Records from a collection
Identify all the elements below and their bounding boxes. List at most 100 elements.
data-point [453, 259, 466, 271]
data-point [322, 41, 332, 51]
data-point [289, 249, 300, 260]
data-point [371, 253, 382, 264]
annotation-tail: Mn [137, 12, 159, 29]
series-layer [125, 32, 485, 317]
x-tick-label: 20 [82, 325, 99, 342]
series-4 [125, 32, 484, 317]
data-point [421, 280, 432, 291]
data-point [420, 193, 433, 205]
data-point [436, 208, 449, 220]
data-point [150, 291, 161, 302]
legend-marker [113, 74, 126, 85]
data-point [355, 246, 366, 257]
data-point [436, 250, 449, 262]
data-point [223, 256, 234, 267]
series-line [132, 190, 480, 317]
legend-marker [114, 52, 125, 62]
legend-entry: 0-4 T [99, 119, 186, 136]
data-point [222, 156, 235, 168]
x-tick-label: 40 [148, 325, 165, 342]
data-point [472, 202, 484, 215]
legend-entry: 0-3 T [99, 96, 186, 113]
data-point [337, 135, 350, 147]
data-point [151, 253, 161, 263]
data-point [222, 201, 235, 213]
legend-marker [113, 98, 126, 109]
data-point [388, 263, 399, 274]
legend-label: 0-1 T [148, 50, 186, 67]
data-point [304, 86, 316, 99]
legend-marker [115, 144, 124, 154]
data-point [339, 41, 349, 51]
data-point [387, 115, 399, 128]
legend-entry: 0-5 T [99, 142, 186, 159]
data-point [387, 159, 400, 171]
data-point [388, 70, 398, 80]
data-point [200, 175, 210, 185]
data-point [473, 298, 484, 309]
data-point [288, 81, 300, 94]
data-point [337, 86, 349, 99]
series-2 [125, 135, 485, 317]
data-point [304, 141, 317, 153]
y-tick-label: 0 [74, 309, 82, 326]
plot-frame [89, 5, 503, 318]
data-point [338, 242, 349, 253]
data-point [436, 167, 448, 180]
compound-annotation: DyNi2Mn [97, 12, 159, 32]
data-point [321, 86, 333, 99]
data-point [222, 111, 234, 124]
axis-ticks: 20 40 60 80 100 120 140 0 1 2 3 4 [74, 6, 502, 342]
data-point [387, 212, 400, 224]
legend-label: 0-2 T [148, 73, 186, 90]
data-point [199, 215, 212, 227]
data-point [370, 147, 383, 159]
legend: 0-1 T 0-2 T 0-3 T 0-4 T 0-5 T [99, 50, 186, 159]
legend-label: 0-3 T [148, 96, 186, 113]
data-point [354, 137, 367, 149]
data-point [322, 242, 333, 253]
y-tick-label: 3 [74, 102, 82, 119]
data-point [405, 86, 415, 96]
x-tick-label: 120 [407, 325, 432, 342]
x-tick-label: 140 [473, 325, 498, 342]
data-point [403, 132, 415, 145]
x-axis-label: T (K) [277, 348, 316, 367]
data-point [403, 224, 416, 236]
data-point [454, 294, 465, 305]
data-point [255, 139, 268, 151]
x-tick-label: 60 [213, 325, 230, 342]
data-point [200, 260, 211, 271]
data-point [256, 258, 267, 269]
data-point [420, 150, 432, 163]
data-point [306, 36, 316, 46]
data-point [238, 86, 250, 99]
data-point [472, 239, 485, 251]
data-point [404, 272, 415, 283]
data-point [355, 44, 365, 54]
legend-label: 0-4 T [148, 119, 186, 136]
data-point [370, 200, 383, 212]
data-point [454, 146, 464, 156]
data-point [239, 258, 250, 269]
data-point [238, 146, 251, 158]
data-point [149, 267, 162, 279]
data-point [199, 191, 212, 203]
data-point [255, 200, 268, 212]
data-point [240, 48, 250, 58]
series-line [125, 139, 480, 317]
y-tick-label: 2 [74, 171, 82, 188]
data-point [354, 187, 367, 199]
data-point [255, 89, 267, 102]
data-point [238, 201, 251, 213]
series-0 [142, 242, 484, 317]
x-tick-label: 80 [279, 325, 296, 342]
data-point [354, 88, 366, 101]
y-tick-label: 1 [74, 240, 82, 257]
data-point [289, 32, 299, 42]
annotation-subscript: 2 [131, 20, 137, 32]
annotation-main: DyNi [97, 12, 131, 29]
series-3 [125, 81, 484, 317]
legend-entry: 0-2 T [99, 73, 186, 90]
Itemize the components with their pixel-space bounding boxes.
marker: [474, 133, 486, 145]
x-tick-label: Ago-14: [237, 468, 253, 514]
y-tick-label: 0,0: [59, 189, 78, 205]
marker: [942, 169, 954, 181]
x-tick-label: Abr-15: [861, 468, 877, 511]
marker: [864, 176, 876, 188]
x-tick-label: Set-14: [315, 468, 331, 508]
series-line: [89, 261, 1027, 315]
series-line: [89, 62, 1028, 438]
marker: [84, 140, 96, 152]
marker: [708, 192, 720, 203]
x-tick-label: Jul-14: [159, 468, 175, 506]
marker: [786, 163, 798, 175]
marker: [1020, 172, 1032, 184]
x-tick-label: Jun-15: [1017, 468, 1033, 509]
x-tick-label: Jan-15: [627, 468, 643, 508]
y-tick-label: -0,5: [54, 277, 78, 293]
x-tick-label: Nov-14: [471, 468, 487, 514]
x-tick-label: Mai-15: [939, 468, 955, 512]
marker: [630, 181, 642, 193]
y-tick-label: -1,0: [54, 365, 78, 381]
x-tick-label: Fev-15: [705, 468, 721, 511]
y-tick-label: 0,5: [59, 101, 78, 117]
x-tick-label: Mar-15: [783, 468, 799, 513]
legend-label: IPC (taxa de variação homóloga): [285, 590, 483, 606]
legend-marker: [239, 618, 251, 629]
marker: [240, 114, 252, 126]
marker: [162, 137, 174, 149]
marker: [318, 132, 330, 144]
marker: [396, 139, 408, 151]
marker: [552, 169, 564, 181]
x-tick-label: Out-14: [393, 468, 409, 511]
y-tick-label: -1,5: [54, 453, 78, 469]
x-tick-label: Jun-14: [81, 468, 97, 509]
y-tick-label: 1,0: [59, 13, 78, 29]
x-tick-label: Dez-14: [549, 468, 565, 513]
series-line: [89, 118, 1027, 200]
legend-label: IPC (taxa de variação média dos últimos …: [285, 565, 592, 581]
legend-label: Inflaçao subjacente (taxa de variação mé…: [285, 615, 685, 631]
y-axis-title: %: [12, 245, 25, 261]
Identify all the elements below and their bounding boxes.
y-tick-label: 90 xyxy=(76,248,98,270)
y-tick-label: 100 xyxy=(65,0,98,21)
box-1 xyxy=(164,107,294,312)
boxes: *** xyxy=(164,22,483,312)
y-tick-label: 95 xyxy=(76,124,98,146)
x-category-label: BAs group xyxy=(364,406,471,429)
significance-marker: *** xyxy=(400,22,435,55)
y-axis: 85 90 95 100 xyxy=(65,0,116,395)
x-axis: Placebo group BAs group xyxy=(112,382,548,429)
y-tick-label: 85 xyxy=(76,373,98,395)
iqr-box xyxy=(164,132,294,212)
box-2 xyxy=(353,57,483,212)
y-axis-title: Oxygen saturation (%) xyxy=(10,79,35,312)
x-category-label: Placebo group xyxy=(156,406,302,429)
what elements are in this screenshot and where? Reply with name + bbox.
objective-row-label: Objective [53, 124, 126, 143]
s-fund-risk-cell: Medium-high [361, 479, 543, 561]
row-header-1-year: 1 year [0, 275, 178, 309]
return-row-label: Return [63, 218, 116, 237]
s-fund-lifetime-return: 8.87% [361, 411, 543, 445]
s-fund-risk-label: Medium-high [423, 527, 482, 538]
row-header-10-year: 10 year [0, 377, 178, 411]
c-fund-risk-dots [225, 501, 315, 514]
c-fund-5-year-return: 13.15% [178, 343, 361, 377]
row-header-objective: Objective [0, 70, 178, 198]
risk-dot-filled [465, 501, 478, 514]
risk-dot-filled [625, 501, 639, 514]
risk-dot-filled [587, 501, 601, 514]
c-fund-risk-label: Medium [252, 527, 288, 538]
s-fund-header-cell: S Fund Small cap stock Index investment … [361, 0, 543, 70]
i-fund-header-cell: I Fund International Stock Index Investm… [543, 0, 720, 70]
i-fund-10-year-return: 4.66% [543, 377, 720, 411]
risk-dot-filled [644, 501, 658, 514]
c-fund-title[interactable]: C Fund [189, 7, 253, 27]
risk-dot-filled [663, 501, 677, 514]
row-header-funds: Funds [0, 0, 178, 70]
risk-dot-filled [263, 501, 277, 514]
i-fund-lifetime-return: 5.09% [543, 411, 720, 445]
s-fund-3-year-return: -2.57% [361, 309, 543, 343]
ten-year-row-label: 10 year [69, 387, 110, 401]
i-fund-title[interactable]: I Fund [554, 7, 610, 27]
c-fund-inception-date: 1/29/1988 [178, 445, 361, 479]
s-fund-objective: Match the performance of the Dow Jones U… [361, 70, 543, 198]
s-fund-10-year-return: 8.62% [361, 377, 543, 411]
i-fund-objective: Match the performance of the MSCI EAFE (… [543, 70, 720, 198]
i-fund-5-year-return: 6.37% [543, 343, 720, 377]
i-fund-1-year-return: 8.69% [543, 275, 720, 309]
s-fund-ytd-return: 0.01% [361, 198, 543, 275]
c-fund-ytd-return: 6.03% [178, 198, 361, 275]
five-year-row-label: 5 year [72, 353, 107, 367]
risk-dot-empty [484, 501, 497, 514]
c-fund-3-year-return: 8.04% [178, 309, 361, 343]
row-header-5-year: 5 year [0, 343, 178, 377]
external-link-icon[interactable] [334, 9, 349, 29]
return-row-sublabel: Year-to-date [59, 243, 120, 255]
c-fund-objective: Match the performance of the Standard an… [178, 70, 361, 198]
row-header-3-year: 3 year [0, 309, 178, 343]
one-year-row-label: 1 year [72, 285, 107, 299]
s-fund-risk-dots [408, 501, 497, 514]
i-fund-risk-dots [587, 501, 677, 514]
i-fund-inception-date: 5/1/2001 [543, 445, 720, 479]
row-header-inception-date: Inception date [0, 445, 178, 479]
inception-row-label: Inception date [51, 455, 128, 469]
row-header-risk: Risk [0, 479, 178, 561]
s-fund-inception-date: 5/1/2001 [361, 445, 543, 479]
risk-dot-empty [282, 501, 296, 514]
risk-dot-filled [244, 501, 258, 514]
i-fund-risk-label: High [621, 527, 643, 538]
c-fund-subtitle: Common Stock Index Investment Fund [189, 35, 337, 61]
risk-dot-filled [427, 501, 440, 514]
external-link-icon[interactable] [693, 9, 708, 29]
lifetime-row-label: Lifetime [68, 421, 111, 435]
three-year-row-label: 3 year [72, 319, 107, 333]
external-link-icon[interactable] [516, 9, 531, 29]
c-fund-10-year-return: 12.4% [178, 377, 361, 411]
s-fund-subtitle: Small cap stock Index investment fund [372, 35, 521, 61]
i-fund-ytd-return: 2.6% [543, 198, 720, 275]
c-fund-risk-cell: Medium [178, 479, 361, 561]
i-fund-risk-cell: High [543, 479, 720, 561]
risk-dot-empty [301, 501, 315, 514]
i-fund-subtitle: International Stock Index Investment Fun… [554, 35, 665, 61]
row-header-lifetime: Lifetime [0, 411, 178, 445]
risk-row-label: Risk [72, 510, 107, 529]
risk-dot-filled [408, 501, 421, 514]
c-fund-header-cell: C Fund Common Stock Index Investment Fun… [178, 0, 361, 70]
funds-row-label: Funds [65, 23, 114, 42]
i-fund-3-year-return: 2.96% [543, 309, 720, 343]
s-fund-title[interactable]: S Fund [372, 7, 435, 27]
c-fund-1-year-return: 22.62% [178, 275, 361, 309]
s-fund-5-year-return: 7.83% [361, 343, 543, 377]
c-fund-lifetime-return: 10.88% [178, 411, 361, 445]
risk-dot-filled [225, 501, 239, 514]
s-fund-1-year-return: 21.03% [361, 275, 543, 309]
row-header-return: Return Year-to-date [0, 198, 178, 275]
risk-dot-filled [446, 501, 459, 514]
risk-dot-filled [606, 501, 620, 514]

What is needed>
Update the entries from the beginning through the line that contains "data-point [473, 298, 484, 309]" by replacing "legend-marker" with "legend-symbol". Leave everything else unchanged.

Answer to the task>
Identify all the elements below and their bounding boxes. List at most 100 elements.
data-point [453, 259, 466, 271]
data-point [322, 41, 332, 51]
data-point [289, 249, 300, 260]
data-point [371, 253, 382, 264]
annotation-tail: Mn [137, 12, 159, 29]
series-layer [125, 32, 485, 317]
x-tick-label: 20 [82, 325, 99, 342]
series-4 [125, 32, 484, 317]
data-point [421, 280, 432, 291]
data-point [420, 193, 433, 205]
data-point [436, 208, 449, 220]
data-point [150, 291, 161, 302]
legend-symbol [113, 74, 126, 85]
data-point [355, 246, 366, 257]
data-point [436, 250, 449, 262]
data-point [223, 256, 234, 267]
series-line [132, 190, 480, 317]
legend-symbol [114, 52, 125, 62]
legend-entry: 0-4 T [99, 119, 186, 136]
data-point [222, 156, 235, 168]
x-tick-label: 40 [148, 325, 165, 342]
data-point [472, 202, 484, 215]
legend-entry: 0-3 T [99, 96, 186, 113]
data-point [337, 135, 350, 147]
data-point [151, 253, 161, 263]
data-point [222, 201, 235, 213]
legend-symbol [113, 98, 126, 109]
data-point [388, 263, 399, 274]
legend-label: 0-1 T [148, 50, 186, 67]
data-point [304, 86, 316, 99]
legend-symbol [115, 144, 124, 154]
data-point [339, 41, 349, 51]
data-point [387, 115, 399, 128]
legend-entry: 0-5 T [99, 142, 186, 159]
data-point [387, 159, 400, 171]
data-point [388, 70, 398, 80]
data-point [200, 175, 210, 185]
data-point [473, 298, 484, 309]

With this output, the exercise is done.